→ **EXERCISE TASK**: Restate every entry word for word.

→ **DATA SUPPLIED**:
■ ■ ■ ■

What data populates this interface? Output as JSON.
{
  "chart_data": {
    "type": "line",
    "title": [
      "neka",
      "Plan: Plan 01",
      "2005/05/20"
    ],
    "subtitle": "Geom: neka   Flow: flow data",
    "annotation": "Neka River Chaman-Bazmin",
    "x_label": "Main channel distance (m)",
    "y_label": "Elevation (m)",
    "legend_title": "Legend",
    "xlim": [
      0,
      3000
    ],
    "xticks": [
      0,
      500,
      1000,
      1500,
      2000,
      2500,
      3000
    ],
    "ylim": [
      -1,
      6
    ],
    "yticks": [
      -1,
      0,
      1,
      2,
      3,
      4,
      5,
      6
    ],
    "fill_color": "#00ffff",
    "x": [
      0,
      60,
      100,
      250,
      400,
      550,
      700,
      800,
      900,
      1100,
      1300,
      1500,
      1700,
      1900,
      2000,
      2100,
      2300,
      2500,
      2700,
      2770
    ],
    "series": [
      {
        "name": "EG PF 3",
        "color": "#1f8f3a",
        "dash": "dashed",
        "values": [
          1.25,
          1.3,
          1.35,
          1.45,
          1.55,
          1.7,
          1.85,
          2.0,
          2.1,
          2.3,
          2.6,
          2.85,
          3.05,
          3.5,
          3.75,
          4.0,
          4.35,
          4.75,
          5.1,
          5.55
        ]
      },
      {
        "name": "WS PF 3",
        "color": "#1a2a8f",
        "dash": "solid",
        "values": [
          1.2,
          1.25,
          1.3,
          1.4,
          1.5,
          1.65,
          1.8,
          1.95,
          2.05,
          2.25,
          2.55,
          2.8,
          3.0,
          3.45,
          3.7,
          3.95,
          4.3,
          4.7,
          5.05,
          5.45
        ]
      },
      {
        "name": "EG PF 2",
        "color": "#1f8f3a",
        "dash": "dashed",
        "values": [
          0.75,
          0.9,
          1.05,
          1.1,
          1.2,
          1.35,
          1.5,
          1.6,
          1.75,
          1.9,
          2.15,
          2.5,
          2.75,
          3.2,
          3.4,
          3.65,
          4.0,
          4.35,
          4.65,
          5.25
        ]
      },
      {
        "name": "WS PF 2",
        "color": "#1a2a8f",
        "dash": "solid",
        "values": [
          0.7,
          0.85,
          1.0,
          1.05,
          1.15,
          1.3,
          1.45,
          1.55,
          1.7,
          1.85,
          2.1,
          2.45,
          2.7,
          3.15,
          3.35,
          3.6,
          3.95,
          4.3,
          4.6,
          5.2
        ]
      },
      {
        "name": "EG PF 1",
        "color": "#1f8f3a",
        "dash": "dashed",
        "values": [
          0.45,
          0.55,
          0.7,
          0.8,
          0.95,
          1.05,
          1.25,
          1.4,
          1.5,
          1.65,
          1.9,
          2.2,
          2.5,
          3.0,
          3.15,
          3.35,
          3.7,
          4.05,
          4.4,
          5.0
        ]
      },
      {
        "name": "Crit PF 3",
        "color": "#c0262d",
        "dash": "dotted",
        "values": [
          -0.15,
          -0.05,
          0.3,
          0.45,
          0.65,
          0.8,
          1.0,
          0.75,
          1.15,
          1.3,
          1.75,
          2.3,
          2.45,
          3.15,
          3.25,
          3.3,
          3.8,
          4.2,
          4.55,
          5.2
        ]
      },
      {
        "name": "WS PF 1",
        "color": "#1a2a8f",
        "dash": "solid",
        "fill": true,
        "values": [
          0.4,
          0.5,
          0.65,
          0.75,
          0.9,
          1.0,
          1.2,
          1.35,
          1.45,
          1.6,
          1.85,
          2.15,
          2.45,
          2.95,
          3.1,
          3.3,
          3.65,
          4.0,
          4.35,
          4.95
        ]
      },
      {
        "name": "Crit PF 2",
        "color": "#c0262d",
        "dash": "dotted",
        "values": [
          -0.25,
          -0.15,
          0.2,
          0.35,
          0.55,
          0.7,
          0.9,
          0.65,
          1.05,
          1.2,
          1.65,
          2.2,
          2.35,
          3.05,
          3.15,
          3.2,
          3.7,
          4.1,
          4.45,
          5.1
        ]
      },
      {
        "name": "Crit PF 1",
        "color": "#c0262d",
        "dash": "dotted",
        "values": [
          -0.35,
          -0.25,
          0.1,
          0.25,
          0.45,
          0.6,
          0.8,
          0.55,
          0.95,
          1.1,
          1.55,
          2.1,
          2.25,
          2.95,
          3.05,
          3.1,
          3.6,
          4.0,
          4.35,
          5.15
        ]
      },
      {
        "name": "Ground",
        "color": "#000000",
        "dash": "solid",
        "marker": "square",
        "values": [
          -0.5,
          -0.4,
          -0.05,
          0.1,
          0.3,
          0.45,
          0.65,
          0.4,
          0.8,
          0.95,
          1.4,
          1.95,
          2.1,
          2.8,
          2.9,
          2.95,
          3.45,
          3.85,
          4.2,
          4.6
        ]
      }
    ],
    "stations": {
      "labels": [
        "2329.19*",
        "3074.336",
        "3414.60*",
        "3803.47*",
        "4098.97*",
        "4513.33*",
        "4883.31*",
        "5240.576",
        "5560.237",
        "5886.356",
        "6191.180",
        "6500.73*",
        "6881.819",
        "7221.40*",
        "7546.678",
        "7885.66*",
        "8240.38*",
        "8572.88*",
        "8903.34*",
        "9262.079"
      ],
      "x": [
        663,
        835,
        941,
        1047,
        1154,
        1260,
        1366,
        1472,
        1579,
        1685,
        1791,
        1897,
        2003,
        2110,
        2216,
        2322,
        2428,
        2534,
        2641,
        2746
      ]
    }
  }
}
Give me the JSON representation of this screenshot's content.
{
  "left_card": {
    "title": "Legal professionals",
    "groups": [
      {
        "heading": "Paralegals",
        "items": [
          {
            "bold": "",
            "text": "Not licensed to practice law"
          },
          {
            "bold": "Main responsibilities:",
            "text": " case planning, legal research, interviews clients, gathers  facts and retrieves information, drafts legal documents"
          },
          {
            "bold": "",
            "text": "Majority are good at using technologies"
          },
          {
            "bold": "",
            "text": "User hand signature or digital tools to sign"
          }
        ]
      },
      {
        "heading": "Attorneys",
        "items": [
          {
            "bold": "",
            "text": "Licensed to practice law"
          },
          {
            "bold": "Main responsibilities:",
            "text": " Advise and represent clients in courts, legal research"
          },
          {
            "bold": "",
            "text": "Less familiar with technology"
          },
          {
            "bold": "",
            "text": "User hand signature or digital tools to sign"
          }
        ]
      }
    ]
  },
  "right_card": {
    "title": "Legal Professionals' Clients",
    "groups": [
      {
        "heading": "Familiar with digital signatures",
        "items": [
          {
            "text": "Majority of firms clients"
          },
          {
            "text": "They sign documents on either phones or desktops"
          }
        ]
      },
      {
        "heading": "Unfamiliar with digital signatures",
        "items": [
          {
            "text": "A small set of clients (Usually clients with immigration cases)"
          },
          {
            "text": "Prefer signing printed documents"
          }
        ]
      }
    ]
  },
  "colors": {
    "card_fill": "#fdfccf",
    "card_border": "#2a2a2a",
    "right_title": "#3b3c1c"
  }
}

■ ■ ■ ■

→ **ANSWER TO THIS PROBLEM**:
What data populates this interface? Output as JSON.
{
  "chart_data": {
    "type": "line",
    "title": [
      "neka",
      "Plan: Plan 01",
      "2005/05/20"
    ],
    "subtitle": "Geom: neka   Flow: flow data",
    "annotation": "Neka River Chaman-Bazmin",
    "x_label": "Main channel distance (m)",
    "y_label": "Elevation (m)",
    "legend_title": "Legend",
    "xlim": [
      0,
      3000
    ],
    "xticks": [
      0,
      500,
      1000,
      1500,
      2000,
      2500,
      3000
    ],
    "ylim": [
      -1,
      6
    ],
    "yticks": [
      -1,
      0,
      1,
      2,
      3,
      4,
      5,
      6
    ],
    "fill_color": "#00ffff",
    "x": [
      0,
      60,
      100,
      250,
      400,
      550,
      700,
      800,
      900,
      1100,
      1300,
      1500,
      1700,
      1900,
      2000,
      2100,
      2300,
      2500,
      2700,
      2770
    ],
    "series": [
      {
        "name": "EG PF 3",
        "color": "#1f8f3a",
        "dash": "dashed",
        "values": [
          1.25,
          1.3,
          1.35,
          1.45,
          1.55,
          1.7,
          1.85,
          2.0,
          2.1,
          2.3,
          2.6,
          2.85,
          3.05,
          3.5,
          3.75,
          4.0,
          4.35,
          4.75,
          5.1,
          5.55
        ]
      },
      {
        "name": "WS PF 3",
        "color": "#1a2a8f",
        "dash": "solid",
        "values": [
          1.2,
          1.25,
          1.3,
          1.4,
          1.5,
          1.65,
          1.8,
          1.95,
          2.05,
          2.25,
          2.55,
          2.8,
          3.0,
          3.45,
          3.7,
          3.95,
          4.3,
          4.7,
          5.05,
          5.45
        ]
      },
      {
        "name": "EG PF 2",
        "color": "#1f8f3a",
        "dash": "dashed",
        "values": [
          0.75,
          0.9,
          1.05,
          1.1,
          1.2,
          1.35,
          1.5,
          1.6,
          1.75,
          1.9,
          2.15,
          2.5,
          2.75,
          3.2,
          3.4,
          3.65,
          4.0,
          4.35,
          4.65,
          5.25
        ]
      },
      {
        "name": "WS PF 2",
        "color": "#1a2a8f",
        "dash": "solid",
        "values": [
          0.7,
          0.85,
          1.0,
          1.05,
          1.15,
          1.3,
          1.45,
          1.55,
          1.7,
          1.85,
          2.1,
          2.45,
          2.7,
          3.15,
          3.35,
          3.6,
          3.95,
          4.3,
          4.6,
          5.2
        ]
      },
      {
        "name": "EG PF 1",
        "color": "#1f8f3a",
        "dash": "dashed",
        "values": [
          0.45,
          0.55,
          0.7,
          0.8,
          0.95,
          1.05,
          1.25,
          1.4,
          1.5,
          1.65,
          1.9,
          2.2,
          2.5,
          3.0,
          3.15,
          3.35,
          3.7,
          4.05,
          4.4,
          5.0
        ]
      },
      {
        "name": "Crit PF 3",
        "color": "#c0262d",
        "dash": "dotted",
        "values": [
          -0.15,
          -0.05,
          0.3,
          0.45,
          0.65,
          0.8,
          1.0,
          0.75,
          1.15,
          1.3,
          1.75,
          2.3,
          2.45,
          3.15,
          3.25,
          3.3,
          3.8,
          4.2,
          4.55,
          5.2
        ]
      },
      {
        "name": "WS PF 1",
        "color": "#1a2a8f",
        "dash": "solid",
        "fill": true,
        "values": [
          0.4,
          0.5,
          0.65,
          0.75,
          0.9,
          1.0,
          1.2,
          1.35,
          1.45,
          1.6,
          1.85,
          2.15,
          2.45,
          2.95,
          3.1,
          3.3,
          3.65,
          4.0,
          4.35,
          4.95
        ]
      },
      {
        "name": "Crit PF 2",
        "color": "#c0262d",
        "dash": "dotted",
        "values": [
          -0.25,
          -0.15,
          0.2,
          0.35,
          0.55,
          0.7,
          0.9,
          0.65,
          1.05,
          1.2,
          1.65,
          2.2,
          2.35,
          3.05,
          3.15,
          3.2,
          3.7,
          4.1,
          4.45,
          5.1
        ]
      },
      {
        "name": "Crit PF 1",
        "color": "#c0262d",
        "dash": "dotted",
        "values": [
          -0.35,
          -0.25,
          0.1,
          0.25,
          0.45,
          0.6,
          0.8,
          0.55,
          0.95,
          1.1,
          1.55,
          2.1,
          2.25,
          2.95,
          3.05,
          3.1,
          3.6,
          4.0,
          4.35,
          5.15
        ]
      },
      {
        "name": "Ground",
        "color": "#000000",
        "dash": "solid",
        "marker": "square",
        "values": [
          -0.5,
          -0.4,
          -0.05,
          0.1,
          0.3,
          0.45,
          0.65,
          0.4,
          0.8,
          0.95,
          1.4,
          1.95,
          2.1,
          2.8,
          2.9,
          2.95,
          3.45,
          3.85,
          4.2,
          4.6
        ]
      }
    ],
    "stations": {
      "labels": [
        "2329.19*",
        "3074.336",
        "3414.60*",
        "3803.47*",
        "4098.97*",
        "4513.33*",
        "4883.31*",
        "5240.576",
        "5560.237",
        "5886.356",
        "6191.180",
        "6500.73*",
        "6881.819",
        "7221.40*",
        "7546.678",
        "7885.66*",
        "8240.38*",
        "8572.88*",
        "8903.34*",
        "9262.079"
      ],
      "x": [
        663,
        835,
        941,
        1047,
        1154,
        1260,
        1366,
        1472,
        1579,
        1685,
        1791,
        1897,
        2003,
        2110,
        2216,
        2322,
        2428,
        2534,
        2641,
        2746
      ]
    }
  }
}
Give me the JSON representation of this screenshot's content.
{
  "left_card": {
    "title": "Legal professionals",
    "groups": [
      {
        "heading": "Paralegals",
        "items": [
          {
            "bold": "",
            "text": "Not licensed to practice law"
          },
          {
            "bold": "Main responsibilities:",
            "text": " case planning, legal research, interviews clients, gathers  facts and retrieves information, drafts legal documents"
          },
          {
            "bold": "",
            "text": "Majority are good at using technologies"
          },
          {
            "bold": "",
            "text": "User hand signature or digital tools to sign"
          }
        ]
      },
      {
        "heading": "Attorneys",
        "items": [
          {
            "bold": "",
            "text": "Licensed to practice law"
          },
          {
            "bold": "Main responsibilities:",
            "text": " Advise and represent clients in courts, legal research"
          },
          {
            "bold": "",
            "text": "Less familiar with technology"
          },
          {
            "bold": "",
            "text": "User hand signature or digital tools to sign"
          }
        ]
      }
    ]
  },
  "right_card": {
    "title": "Legal Professionals' Clients",
    "groups": [
      {
        "heading": "Familiar with digital signatures",
        "items": [
          {
            "text": "Majority of firms clients"
          },
          {
            "text": "They sign documents on either phones or desktops"
          }
        ]
      },
      {
        "heading": "Unfamiliar with digital signatures",
        "items": [
          {
            "text": "A small set of clients (Usually clients with immigration cases)"
          },
          {
            "text": "Prefer signing printed documents"
          }
        ]
      }
    ]
  },
  "colors": {
    "card_fill": "#fdfccf",
    "card_border": "#2a2a2a",
    "right_title": "#3b3c1c"
  }
}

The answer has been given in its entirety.